> THE EXERCISE
Can the data below be echoed back word for word?
-- START OF DATA SUPPLIED --
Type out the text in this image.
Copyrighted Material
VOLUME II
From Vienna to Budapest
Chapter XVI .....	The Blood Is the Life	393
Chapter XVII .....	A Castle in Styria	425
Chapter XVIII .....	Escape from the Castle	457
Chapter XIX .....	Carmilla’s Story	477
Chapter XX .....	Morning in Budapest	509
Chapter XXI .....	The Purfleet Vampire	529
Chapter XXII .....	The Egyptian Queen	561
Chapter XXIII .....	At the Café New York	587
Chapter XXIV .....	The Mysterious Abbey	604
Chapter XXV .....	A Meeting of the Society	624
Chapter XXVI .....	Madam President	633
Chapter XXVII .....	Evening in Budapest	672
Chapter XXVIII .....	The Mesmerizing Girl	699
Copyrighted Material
-- END OF DATA SUPPLIED --
> WRITTEN RESPONSE
Type out the text in this image.
Copyrighted Material
VOLUME II
From Vienna to Budapest
Chapter XVI .....	The Blood Is the Life	393
Chapter XVII .....	A Castle in Styria	425
Chapter XVIII .....	Escape from the Castle	457
Chapter XIX .....	Carmilla’s Story	477
Chapter XX .....	Morning in Budapest	509
Chapter XXI .....	The Purfleet Vampire	529
Chapter XXII .....	The Egyptian Queen	561
Chapter XXIII .....	At the Café New York	587
Chapter XXIV .....	The Mysterious Abbey	604
Chapter XXV .....	A Meeting of the Society	624
Chapter XXVI .....	Madam President	633
Chapter XXVII .....	Evening in Budapest	672
Chapter XXVIII .....	The Mesmerizing Girl	699
Copyrighted Material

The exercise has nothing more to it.